Aim: Pick out every line with the word "description" and copy it.
## start Supplied records
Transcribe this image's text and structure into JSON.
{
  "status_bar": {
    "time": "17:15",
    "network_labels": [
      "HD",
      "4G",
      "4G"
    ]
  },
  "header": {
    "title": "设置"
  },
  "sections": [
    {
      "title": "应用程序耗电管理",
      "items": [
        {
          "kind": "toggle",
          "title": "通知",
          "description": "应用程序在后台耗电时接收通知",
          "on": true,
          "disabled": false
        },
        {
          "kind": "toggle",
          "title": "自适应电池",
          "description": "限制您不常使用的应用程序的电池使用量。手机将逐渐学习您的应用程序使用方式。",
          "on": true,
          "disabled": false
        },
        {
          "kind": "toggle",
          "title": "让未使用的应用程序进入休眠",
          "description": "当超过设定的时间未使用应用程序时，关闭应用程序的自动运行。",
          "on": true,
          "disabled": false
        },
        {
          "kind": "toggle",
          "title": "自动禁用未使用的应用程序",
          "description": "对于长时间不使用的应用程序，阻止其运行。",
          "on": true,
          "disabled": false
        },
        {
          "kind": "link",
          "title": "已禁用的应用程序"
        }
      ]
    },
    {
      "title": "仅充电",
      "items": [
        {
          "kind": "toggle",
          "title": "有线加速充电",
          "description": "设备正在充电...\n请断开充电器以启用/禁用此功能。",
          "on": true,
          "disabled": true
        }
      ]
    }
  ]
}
## end Supplied records
Solution to the problem:
          "description": "应用程序在后台耗电时接收通知",
          "description": "限制您不常使用的应用程序的电池使用量。手机将逐渐学习您的应用程序使用方式。",
          "description": "当超过设定的时间未使用应用程序时，关闭应用程序的自动运行。",
          "description": "对于长时间不使用的应用程序，阻止其运行。",
          "description": "设备正在充电...\n请断开充电器以启用/禁用此功能。",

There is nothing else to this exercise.